* [EXCERTO]
────────────────
É o primeiro romance de Jamaica Kincaid (Antígua, 1949-), publicado pela primeira vez em 1985: são oito capítulos que foram oito fascículos publicados na revista New Yorker. Lendo Annie John e lendo sobre a vida da autora, o leitor depressa entenderá os pontos de contacto entre romance e biografia, em especial mais lá para o fim: aos 16 anos, Kincaid foi enviada pela família para os Estados Unidos para tomar conta de crianças e enviar dinheiro para casa. Lá cumpriu a viagem, mas nunca enviou nada, e iniciou um percurso de libertação do passado. Fazendo-se outra, até de nome mudou. A literatura foi a porta para a mudança, para a auto-invenção, para a viragem para o futuro. Esta ideia de libertação do passado, de vida em direcção ao desconhecido, de recusa de aceitação de imposições, será crucial no desenrolar de Annie John.

Vamos então ao romance. Na Antígua, num ano desconhecido, Annie John vê o seu reflexo em plena adolescência. O espelho devolve-lhe uma verdade com que é difícil de lidar: envelhecida e infeliz, ali está ela, e logo num momento catalisador. Finda a infância, com a imutabilidade que ilude, há uma sensação de perda de paraíso que culmina em angústia existencial. A mãe, porto de abrigo, amor incondicional, passa a significar outro tipo de relação, e logo uma que sabe a traição: a vida até então conhecida transforma-se noutra coisa. Veja-se:

Muito tempo antes, quando não queria comer bife e me queixava por ser preciso mastigar tanto, ela mastigava os pedacinhos de carne na sua própria boca, antes de mos dar a comer. Quando eu detestava tanto cenouras, que só vê-las já me provocava um ataque de choro, a minha mãe cozinhava-as de todas as maneiras possíveis para as tornar saborosas para mim. Tudo isso tinha acabado. Parecia-me que nunca mais recordaria esses gestos com ternura.” (p. 45)
────────────────
* [OBJETIVO] Copia na íntegra, sem qualquer alteração, o texto acima sobre o romance Annie John.

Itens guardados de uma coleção
────────────────
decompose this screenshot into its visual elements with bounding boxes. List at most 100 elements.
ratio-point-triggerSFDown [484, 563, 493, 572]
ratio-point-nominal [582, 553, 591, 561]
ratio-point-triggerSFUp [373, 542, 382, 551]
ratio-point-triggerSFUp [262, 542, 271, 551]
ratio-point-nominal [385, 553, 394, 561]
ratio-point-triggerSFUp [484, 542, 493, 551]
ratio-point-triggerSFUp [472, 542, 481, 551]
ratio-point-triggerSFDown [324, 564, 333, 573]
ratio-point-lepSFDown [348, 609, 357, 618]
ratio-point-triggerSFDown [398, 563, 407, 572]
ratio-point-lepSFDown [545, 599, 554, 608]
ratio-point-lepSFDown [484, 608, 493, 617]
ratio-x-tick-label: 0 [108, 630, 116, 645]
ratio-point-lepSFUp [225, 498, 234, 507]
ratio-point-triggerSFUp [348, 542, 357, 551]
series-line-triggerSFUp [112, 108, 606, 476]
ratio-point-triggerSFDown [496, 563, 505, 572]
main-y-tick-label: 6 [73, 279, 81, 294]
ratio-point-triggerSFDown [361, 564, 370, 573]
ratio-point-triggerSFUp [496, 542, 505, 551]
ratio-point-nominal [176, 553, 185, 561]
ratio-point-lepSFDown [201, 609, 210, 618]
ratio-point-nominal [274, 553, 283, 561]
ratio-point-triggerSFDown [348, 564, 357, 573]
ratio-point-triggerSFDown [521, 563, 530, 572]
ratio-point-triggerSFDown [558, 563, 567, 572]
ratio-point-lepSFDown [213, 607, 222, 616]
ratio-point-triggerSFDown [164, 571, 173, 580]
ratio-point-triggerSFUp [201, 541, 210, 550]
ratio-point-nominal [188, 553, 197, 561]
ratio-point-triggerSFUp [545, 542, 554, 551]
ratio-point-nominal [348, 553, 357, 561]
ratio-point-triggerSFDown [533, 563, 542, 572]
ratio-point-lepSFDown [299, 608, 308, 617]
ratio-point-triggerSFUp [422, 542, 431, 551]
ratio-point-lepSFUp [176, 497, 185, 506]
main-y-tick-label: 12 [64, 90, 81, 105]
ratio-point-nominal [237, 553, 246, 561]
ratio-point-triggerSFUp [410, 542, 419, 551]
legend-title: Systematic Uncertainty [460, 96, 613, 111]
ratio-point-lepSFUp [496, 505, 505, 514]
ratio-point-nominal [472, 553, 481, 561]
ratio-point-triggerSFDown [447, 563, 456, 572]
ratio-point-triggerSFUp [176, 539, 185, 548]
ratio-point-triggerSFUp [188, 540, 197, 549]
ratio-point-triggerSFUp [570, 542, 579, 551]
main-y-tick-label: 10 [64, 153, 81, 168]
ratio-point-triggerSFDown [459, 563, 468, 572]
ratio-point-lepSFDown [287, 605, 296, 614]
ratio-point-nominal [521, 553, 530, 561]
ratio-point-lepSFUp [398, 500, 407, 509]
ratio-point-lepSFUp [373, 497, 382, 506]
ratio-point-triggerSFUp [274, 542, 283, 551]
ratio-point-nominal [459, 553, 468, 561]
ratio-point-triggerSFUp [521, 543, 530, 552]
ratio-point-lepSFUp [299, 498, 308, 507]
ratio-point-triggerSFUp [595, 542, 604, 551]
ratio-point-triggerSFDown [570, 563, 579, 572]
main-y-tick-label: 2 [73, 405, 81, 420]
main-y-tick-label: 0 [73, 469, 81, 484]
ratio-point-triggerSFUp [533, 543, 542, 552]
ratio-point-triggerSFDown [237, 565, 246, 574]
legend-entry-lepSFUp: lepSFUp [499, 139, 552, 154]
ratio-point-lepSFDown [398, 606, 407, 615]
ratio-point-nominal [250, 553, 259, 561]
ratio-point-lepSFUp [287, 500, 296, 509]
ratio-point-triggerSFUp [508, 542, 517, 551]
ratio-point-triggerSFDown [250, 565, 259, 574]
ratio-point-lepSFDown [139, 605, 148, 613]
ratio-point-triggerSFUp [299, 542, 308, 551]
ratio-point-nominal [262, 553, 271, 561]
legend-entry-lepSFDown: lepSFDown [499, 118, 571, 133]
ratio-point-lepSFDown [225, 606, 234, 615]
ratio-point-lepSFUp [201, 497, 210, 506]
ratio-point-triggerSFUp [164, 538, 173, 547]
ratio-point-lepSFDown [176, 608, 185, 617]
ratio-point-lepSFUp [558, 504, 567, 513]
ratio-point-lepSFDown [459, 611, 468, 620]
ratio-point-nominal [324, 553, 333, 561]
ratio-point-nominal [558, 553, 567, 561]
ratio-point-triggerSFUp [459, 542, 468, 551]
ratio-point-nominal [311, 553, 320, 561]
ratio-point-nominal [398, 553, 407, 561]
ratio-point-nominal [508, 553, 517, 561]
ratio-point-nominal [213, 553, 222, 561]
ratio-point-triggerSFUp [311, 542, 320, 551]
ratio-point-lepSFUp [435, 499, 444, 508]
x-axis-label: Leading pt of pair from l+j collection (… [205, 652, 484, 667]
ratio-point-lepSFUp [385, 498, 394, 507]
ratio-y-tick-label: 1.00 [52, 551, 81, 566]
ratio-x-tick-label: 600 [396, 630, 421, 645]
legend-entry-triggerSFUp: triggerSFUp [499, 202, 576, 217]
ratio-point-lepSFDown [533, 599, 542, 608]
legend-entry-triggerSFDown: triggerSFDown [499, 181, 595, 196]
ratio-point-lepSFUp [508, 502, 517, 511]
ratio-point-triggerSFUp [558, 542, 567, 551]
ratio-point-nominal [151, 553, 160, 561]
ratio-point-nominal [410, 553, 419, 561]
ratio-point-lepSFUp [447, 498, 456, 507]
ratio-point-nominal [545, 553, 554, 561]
────────────────
* [RESULTADO DA TAREFA]
É o primeiro romance de Jamaica Kincaid (Antígua, 1949-), publicado pela primeira vez em 1985: são oito capítulos que foram oito fascículos publicados na revista New Yorker. Lendo Annie John e lendo sobre a vida da autora, o leitor depressa entenderá os pontos de contacto entre romance e biografia, em especial mais lá para o fim: aos 16 anos, Kincaid foi enviada pela família para os Estados Unidos para tomar conta de crianças e enviar dinheiro para casa. Lá cumpriu a viagem, mas nunca enviou nada, e iniciou um percurso de libertação do passado. Fazendo-se outra, até de nome mudou. A literatura foi a porta para a mudança, para a auto-invenção, para a viragem para o futuro. Esta ideia de libertação do passado, de vida em direcção ao desconhecido, de recusa de aceitação de imposições, será crucial no desenrolar de Annie John.

Vamos então ao romance. Na Antígua, num ano desconhecido, Annie John vê o seu reflexo em plena adolescência. O espelho devolve-lhe uma verdade com que é difícil de lidar: envelhecida e infeliz, ali está ela, e logo num momento catalisador. Finda a infância, com a imutabilidade que ilude, há uma sensação de perda de paraíso que culmina em angústia existencial. A mãe, porto de abrigo, amor incondicional, passa a significar outro tipo de relação, e logo uma que sabe a traição: a vida até então conhecida transforma-se noutra coisa. Veja-se:

Muito tempo antes, quando não queria comer bife e me queixava por ser preciso mastigar tanto, ela mastigava os pedacinhos de carne na sua própria boca, antes de mos dar a comer. Quando eu detestava tanto cenouras, que só vê-las já me provocava um ataque de choro, a minha mãe cozinhava-as de todas as maneiras possíveis para as tornar saborosas para mim. Tudo isso tinha acabado. Parecia-me que nunca mais recordaria esses gestos com ternura.” (p. 45)